_EXERCISE DATA:_
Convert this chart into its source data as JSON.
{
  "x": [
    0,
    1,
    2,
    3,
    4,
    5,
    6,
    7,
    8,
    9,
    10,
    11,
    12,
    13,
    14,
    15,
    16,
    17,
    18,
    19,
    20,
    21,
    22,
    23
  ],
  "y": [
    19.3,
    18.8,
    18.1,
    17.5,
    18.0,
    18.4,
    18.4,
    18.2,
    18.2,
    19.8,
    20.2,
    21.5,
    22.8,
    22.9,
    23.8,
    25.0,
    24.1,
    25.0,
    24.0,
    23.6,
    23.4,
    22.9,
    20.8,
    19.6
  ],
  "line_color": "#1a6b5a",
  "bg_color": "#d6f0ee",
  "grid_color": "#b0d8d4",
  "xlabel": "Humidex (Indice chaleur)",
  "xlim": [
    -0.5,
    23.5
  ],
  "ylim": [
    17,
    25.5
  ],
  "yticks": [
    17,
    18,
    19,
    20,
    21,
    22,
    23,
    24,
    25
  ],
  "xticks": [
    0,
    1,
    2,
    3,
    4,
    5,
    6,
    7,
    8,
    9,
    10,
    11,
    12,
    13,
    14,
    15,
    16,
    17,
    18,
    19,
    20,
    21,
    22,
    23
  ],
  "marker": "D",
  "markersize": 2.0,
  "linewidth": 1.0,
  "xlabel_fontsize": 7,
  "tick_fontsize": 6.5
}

_TO BE DONE:_ Copy down the whole of the data above, matching it exactly.

_EXERCISE ANSWER:_
Convert this chart into its source data as JSON.
{
  "x": [
    0,
    1,
    2,
    3,
    4,
    5,
    6,
    7,
    8,
    9,
    10,
    11,
    12,
    13,
    14,
    15,
    16,
    17,
    18,
    19,
    20,
    21,
    22,
    23
  ],
  "y": [
    19.3,
    18.8,
    18.1,
    17.5,
    18.0,
    18.4,
    18.4,
    18.2,
    18.2,
    19.8,
    20.2,
    21.5,
    22.8,
    22.9,
    23.8,
    25.0,
    24.1,
    25.0,
    24.0,
    23.6,
    23.4,
    22.9,
    20.8,
    19.6
  ],
  "line_color": "#1a6b5a",
  "bg_color": "#d6f0ee",
  "grid_color": "#b0d8d4",
  "xlabel": "Humidex (Indice chaleur)",
  "xlim": [
    -0.5,
    23.5
  ],
  "ylim": [
    17,
    25.5
  ],
  "yticks": [
    17,
    18,
    19,
    20,
    21,
    22,
    23,
    24,
    25
  ],
  "xticks": [
    0,
    1,
    2,
    3,
    4,
    5,
    6,
    7,
    8,
    9,
    10,
    11,
    12,
    13,
    14,
    15,
    16,
    17,
    18,
    19,
    20,
    21,
    22,
    23
  ],
  "marker": "D",
  "markersize": 2.0,
  "linewidth": 1.0,
  "xlabel_fontsize": 7,
  "tick_fontsize": 6.5
}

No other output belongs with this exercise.